## What the task asks
Return all of the data exactly, with nothing left out but the pictures.

## Input

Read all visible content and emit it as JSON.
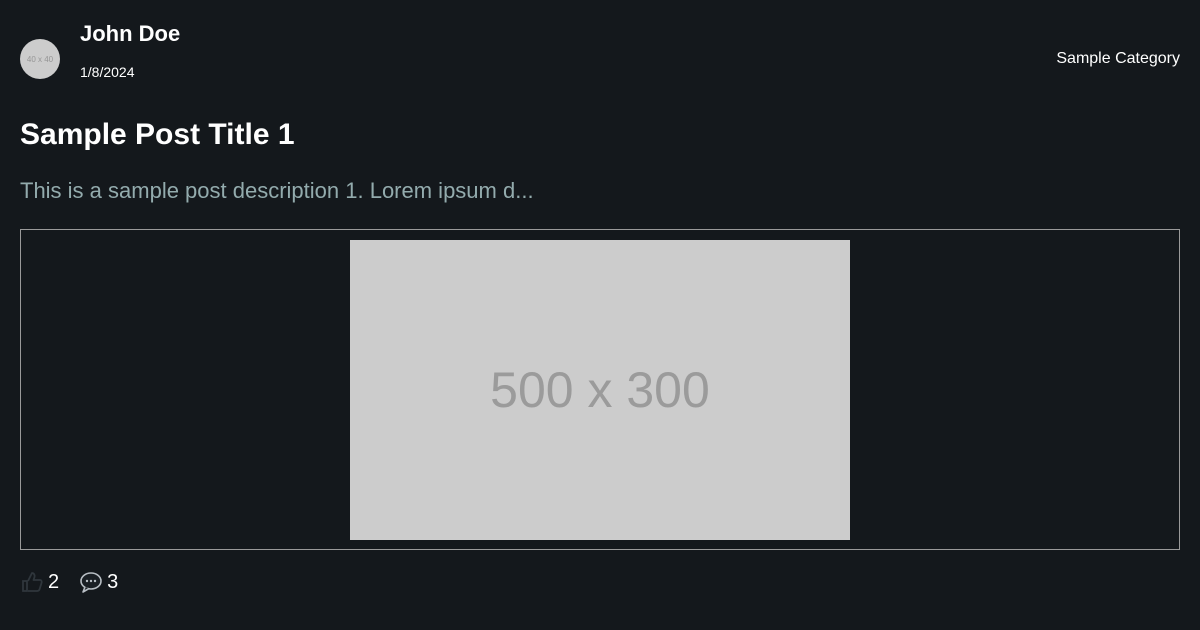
{
  "author": {
    "name": "John Doe",
    "avatar_placeholder": "40 x 40",
    "date": "1/8/2024"
  },
  "category": "Sample Category",
  "post": {
    "title": "Sample Post Title 1",
    "description": "This is a sample post description 1. Lorem ipsum d...",
    "image_placeholder": "500 x 300"
  },
  "actions": {
    "likes": "2",
    "comments": "3",
    "like_icon": "thumbs-up-icon",
    "comment_icon": "speech-bubble-icon"
  },
  "colors": {
    "background": "#14181c",
    "text": "#ffffff",
    "description": "#93abad",
    "placeholder": "#cccccc",
    "frame_border": "#9a9a9a"
  }
}
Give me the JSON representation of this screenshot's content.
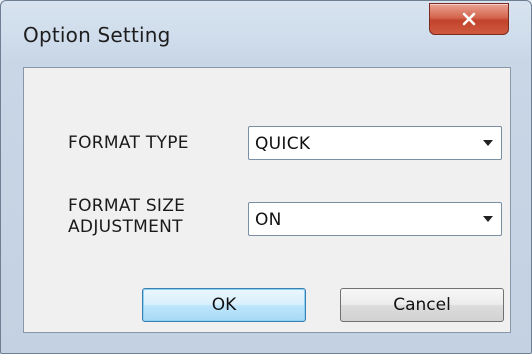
{
  "dialog": {
    "title": "Option Setting",
    "close_icon": "close-x-icon"
  },
  "fields": {
    "format_type": {
      "label": "FORMAT TYPE",
      "value": "QUICK"
    },
    "format_size_adjustment": {
      "label_line1": "FORMAT SIZE",
      "label_line2": "ADJUSTMENT",
      "value": "ON"
    }
  },
  "buttons": {
    "ok_label": "OK",
    "cancel_label": "Cancel"
  },
  "colors": {
    "close_button": "#c7452d",
    "default_button_border": "#3c7fb1"
  }
}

## Output of the task
Read all visible content and emit it as JSON.
{
  "author": {
    "name": "John Doe",
    "avatar_placeholder": "40 x 40",
    "date": "1/8/2024"
  },
  "category": "Sample Category",
  "post": {
    "title": "Sample Post Title 1",
    "description": "This is a sample post description 1. Lorem ipsum d...",
    "image_placeholder": "500 x 300"
  },
  "actions": {
    "likes": "2",
    "comments": "3",
    "like_icon": "thumbs-up-icon",
    "comment_icon": "speech-bubble-icon"
  },
  "colors": {
    "background": "#14181c",
    "text": "#ffffff",
    "description": "#93abad",
    "placeholder": "#cccccc",
    "frame_border": "#9a9a9a"
  }
}
Give me the JSON representation of this screenshot's content.
{
  "dialog": {
    "title": "Option Setting",
    "close_icon": "close-x-icon"
  },
  "fields": {
    "format_type": {
      "label": "FORMAT TYPE",
      "value": "QUICK"
    },
    "format_size_adjustment": {
      "label_line1": "FORMAT SIZE",
      "label_line2": "ADJUSTMENT",
      "value": "ON"
    }
  },
  "buttons": {
    "ok_label": "OK",
    "cancel_label": "Cancel"
  },
  "colors": {
    "close_button": "#c7452d",
    "default_button_border": "#3c7fb1"
  }
}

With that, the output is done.